→ **RAW DATA**:

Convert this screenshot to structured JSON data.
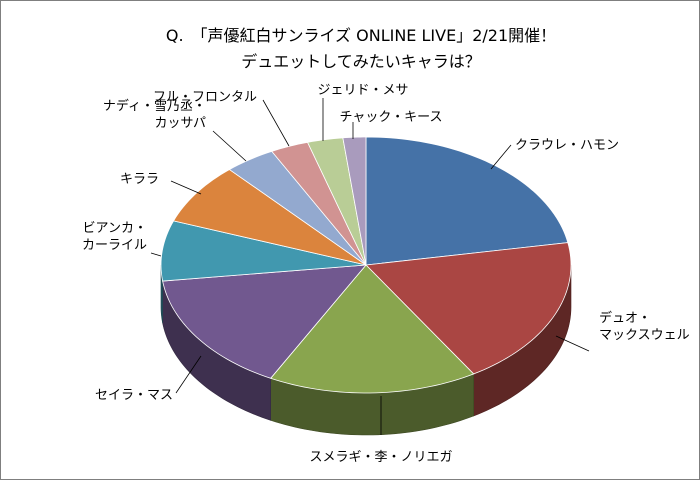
{
  "chart_data": {
    "type": "pie",
    "title": "Q.　「声優紅白サンライズ ONLINE LIVE」2/21開催！",
    "subtitle": "デュエットしてみたいキャラは？",
    "labels_outside": true,
    "slices": [
      {
        "label": [
          "クラウレ・ハモン"
        ],
        "value": 22.2,
        "color": "#4572a7"
      },
      {
        "label": [
          "デュオ・",
          "マックスウェル"
        ],
        "value": 19.0,
        "color": "#aa4643"
      },
      {
        "label": [
          "スメラギ・李・ノリエガ"
        ],
        "value": 16.5,
        "color": "#89a54e"
      },
      {
        "label": [
          "セイラ・マス"
        ],
        "value": 15.3,
        "color": "#71588f"
      },
      {
        "label": [
          "ビアンカ・",
          "カーライル"
        ],
        "value": 7.6,
        "color": "#4198af"
      },
      {
        "label": [
          "キララ"
        ],
        "value": 7.8,
        "color": "#db843d"
      },
      {
        "label": [
          "ナディ・雪乃丞・",
          "カッサパ"
        ],
        "value": 4.0,
        "color": "#93a9cf"
      },
      {
        "label": [
          "フル・フロンタル"
        ],
        "value": 3.0,
        "color": "#d19392"
      },
      {
        "label": [
          "ジェリド・メサ"
        ],
        "value": 2.8,
        "color": "#b9cd96"
      },
      {
        "label": [
          "チャック・キース"
        ],
        "value": 1.8,
        "color": "#a99bbd"
      }
    ]
  }
}
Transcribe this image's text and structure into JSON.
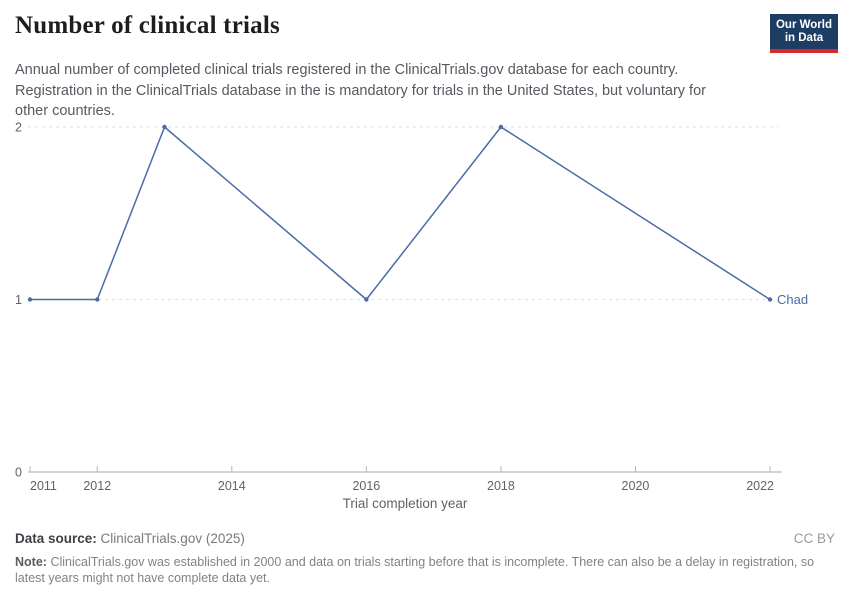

→ **EXERCISE DETAILS**: Give only the number of lines in the entries above that contain the string "color".

→ **ANSWER BELOW**: 10